* _Given instruction_
Extract the complete data exactly as given.

START Materials provided

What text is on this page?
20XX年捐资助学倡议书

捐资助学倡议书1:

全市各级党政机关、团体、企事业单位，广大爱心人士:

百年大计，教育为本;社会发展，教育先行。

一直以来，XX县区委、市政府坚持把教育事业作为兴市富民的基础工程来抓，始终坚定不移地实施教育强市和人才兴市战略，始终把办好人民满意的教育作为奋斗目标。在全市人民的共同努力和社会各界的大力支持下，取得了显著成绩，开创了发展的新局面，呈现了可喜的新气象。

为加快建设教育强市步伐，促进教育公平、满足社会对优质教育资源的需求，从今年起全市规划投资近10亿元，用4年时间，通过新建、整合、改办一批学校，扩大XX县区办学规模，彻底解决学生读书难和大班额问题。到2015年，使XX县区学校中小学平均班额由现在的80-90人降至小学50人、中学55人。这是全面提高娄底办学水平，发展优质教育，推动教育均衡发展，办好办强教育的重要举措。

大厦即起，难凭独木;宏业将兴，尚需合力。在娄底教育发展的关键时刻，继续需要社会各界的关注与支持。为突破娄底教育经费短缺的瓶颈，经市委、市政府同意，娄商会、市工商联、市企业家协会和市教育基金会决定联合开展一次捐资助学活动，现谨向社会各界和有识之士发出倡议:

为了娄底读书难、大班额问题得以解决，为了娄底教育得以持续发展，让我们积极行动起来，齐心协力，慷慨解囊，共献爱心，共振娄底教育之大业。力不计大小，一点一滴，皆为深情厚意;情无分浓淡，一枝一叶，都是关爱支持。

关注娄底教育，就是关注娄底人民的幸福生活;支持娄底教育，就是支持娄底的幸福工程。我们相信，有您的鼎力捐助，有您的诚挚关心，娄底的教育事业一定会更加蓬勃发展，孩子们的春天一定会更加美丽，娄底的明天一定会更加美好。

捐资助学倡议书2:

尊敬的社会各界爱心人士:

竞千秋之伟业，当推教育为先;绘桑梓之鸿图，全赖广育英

END Materials provided

* _Result_
What text is on this page?
20XX年捐资助学倡议书

捐资助学倡议书1:

全市各级党政机关、团体、企事业单位，广大爱心人士:

百年大计，教育为本;社会发展，教育先行。

一直以来，XX县区委、市政府坚持把教育事业作为兴市富民的基础工程来抓，始终坚定不移地实施教育强市和人才兴市战略，始终把办好人民满意的教育作为奋斗目标。在全市人民的共同努力和社会各界的大力支持下，取得了显著成绩，开创了发展的新局面，呈现了可喜的新气象。

为加快建设教育强市步伐，促进教育公平、满足社会对优质教育资源的需求，从今年起全市规划投资近10亿元，用4年时间，通过新建、整合、改办一批学校，扩大XX县区办学规模，彻底解决学生读书难和大班额问题。到2015年，使XX县区学校中小学平均班额由现在的80-90人降至小学50人、中学55人。这是全面提高娄底办学水平，发展优质教育，推动教育均衡发展，办好办强教育的重要举措。

大厦即起，难凭独木;宏业将兴，尚需合力。在娄底教育发展的关键时刻，继续需要社会各界的关注与支持。为突破娄底教育经费短缺的瓶颈，经市委、市政府同意，娄商会、市工商联、市企业家协会和市教育基金会决定联合开展一次捐资助学活动，现谨向社会各界和有识之士发出倡议:

为了娄底读书难、大班额问题得以解决，为了娄底教育得以持续发展，让我们积极行动起来，齐心协力，慷慨解囊，共献爱心，共振娄底教育之大业。力不计大小，一点一滴，皆为深情厚意;情无分浓淡，一枝一叶，都是关爱支持。

关注娄底教育，就是关注娄底人民的幸福生活;支持娄底教育，就是支持娄底的幸福工程。我们相信，有您的鼎力捐助，有您的诚挚关心，娄底的教育事业一定会更加蓬勃发展，孩子们的春天一定会更加美丽，娄底的明天一定会更加美好。

捐资助学倡议书2:

尊敬的社会各界爱心人士:

竞千秋之伟业，当推教育为先;绘桑梓之鸿图，全赖广育英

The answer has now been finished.